| PAGE EXTRACT |
"""

I live in Missouri
so it is has been snowing buckets full on and off. I am going to try and add a
few pics of what it looked like when it started and when it got finished. So
far there is 9 inches. It is really pretty though. If you are affected too then
bundle up and stay warm until this storm passes. Take in the simple beauty of
the harshness of the snow and ice.
A Few Winter Quotes worth Adding that May
change your outlook on Winter:
He who marvels at the beauty of the world in summer will
find equal cause for wonder and admiration in winter.... In winter the stars
seem to have rekindled their fires, the moon achieves a fuller triumph, and the
heavens wear a look of a more exalted simplicity. ~John Burroughs, "The
Snow-Walkers," 1866
It is the life of the crystal, the architect of the flake,
the fire of the frost, the soul of the sunbeam. This crisp winter air is full
of it. ~John Burroughs, "Winter Sunshine"
What a wild winter sound,— wild and weird, up among the
ghostly hills.... I get up in the middle of the night to hear it. It is
refreshing to the ear, and one delights to know that such wild creatures are
among us. At this season Nature makes the most of every throb of life that can
withstand her severity. ~John Burroughs, "The Snow-Walkers," 1866
The sunbeams are welcome now. They seem like pure
electricity—like friendly and recuperating lightning. Are we led to think
electricity abounds only in summer, when we see in the storm-clouds as it were,
the veins and ore-beds of it? I imagine it is equally abundant in winter, and
more equable and better tempered. Who ever breasted a snowstorm without being
excited and exhilarated, as if this meteor had come charged with latent auroræ
of the North, as doubtless it has? It is like being pelted with sparks from a
battery. ~John Burroughs, "Winter Sunshine"
We feel cold, but we don't mind it, because we will not come
to harm. And if we wrapped up against the cold, we wouldn't feel other things,
like the bright tingle of the stars, or the music of the Aurora , or best of all the silky feeling of
moonlight on our skin. It's worth being cold for that. ~Philip Pullman, Northern
Lights
Winter is the season in which people try to keep the house
as warm as it was in the summer, when they complained about the heat. ~Author
Unknown
Brew me a cup for a winter's night.
For the wind howls loud, and the furies fight;
Spice it with love and stir it with care,
And I'll toast your bright eyes, my sweetheart fair.

"""

| WRITTEN TASK |
Answer from the winter post:
(a) How many inches of snow had fallen so far?
(b) What year is given for "The Snow-Walkers"?
(c) Which work by Philip Pullman is quoted?
None of the lines are needed.

| SUPPLIED INFORMATION |
"""

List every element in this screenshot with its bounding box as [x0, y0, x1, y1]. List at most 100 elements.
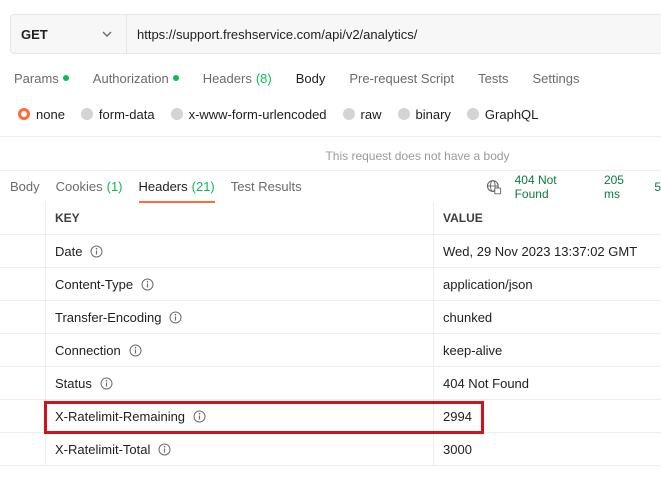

"""

| WRITTEN SOLUTION |
(a) 9 inches
(b) 1866
(c) Northern Lights